— Begin THE RECORDS —
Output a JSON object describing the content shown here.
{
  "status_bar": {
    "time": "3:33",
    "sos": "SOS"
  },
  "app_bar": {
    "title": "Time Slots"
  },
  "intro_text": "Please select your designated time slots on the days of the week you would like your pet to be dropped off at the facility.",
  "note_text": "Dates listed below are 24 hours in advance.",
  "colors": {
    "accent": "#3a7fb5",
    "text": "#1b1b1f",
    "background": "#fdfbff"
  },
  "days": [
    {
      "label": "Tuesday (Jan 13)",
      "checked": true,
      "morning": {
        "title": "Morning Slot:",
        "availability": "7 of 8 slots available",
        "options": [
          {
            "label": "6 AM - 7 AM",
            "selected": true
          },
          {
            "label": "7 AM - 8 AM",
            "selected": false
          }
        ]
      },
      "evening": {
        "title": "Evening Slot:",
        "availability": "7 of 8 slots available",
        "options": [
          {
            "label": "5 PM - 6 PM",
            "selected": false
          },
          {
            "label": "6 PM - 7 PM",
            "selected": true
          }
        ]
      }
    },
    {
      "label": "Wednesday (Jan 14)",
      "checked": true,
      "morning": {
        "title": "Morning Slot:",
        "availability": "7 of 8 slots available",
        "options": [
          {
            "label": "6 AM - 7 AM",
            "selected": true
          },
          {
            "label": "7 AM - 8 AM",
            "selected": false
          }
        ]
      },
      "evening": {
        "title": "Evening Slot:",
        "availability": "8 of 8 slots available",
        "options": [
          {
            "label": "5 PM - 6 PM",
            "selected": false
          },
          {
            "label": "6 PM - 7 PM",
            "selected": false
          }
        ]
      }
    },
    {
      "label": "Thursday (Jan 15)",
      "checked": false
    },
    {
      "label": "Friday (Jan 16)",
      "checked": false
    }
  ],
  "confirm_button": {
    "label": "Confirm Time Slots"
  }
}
— End THE RECORDS —
• WRITTEN REQUEST
Quote the whole listing above, leaving nothing out.

• THE COMPLETED TASK
Output a JSON object describing the content shown here.
{
  "status_bar": {
    "time": "3:33",
    "sos": "SOS"
  },
  "app_bar": {
    "title": "Time Slots"
  },
  "intro_text": "Please select your designated time slots on the days of the week you would like your pet to be dropped off at the facility.",
  "note_text": "Dates listed below are 24 hours in advance.",
  "colors": {
    "accent": "#3a7fb5",
    "text": "#1b1b1f",
    "background": "#fdfbff"
  },
  "days": [
    {
      "label": "Tuesday (Jan 13)",
      "checked": true,
      "morning": {
        "title": "Morning Slot:",
        "availability": "7 of 8 slots available",
        "options": [
          {
            "label": "6 AM - 7 AM",
            "selected": true
          },
          {
            "label": "7 AM - 8 AM",
            "selected": false
          }
        ]
      },
      "evening": {
        "title": "Evening Slot:",
        "availability": "7 of 8 slots available",
        "options": [
          {
            "label": "5 PM - 6 PM",
            "selected": false
          },
          {
            "label": "6 PM - 7 PM",
            "selected": true
          }
        ]
      }
    },
    {
      "label": "Wednesday (Jan 14)",
      "checked": true,
      "morning": {
        "title": "Morning Slot:",
        "availability": "7 of 8 slots available",
        "options": [
          {
            "label": "6 AM - 7 AM",
            "selected": true
          },
          {
            "label": "7 AM - 8 AM",
            "selected": false
          }
        ]
      },
      "evening": {
        "title": "Evening Slot:",
        "availability": "8 of 8 slots available",
        "options": [
          {
            "label": "5 PM - 6 PM",
            "selected": false
          },
          {
            "label": "6 PM - 7 PM",
            "selected": false
          }
        ]
      }
    },
    {
      "label": "Thursday (Jan 15)",
      "checked": false
    },
    {
      "label": "Friday (Jan 16)",
      "checked": false
    }
  ],
  "confirm_button": {
    "label": "Confirm Time Slots"
  }
}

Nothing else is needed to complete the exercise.